> **WHAT YOU WILL DO**
Output every record word for word.

> **Stored data**
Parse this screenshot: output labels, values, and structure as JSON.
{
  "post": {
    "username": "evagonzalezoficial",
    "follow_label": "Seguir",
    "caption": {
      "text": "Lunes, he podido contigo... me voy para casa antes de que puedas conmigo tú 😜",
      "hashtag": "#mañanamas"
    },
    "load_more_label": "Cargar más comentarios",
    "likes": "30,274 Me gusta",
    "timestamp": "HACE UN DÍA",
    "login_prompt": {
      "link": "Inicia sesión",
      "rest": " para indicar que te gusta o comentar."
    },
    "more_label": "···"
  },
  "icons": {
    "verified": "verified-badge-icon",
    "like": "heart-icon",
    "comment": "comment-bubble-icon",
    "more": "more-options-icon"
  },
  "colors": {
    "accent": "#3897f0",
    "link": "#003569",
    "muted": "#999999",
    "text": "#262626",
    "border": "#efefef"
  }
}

> **CORRECT OUTPUT**
Parse this screenshot: output labels, values, and structure as JSON.
{
  "post": {
    "username": "evagonzalezoficial",
    "follow_label": "Seguir",
    "caption": {
      "text": "Lunes, he podido contigo... me voy para casa antes de que puedas conmigo tú 😜",
      "hashtag": "#mañanamas"
    },
    "load_more_label": "Cargar más comentarios",
    "likes": "30,274 Me gusta",
    "timestamp": "HACE UN DÍA",
    "login_prompt": {
      "link": "Inicia sesión",
      "rest": " para indicar que te gusta o comentar."
    },
    "more_label": "···"
  },
  "icons": {
    "verified": "verified-badge-icon",
    "like": "heart-icon",
    "comment": "comment-bubble-icon",
    "more": "more-options-icon"
  },
  "colors": {
    "accent": "#3897f0",
    "link": "#003569",
    "muted": "#999999",
    "text": "#262626",
    "border": "#efefef"
  }
}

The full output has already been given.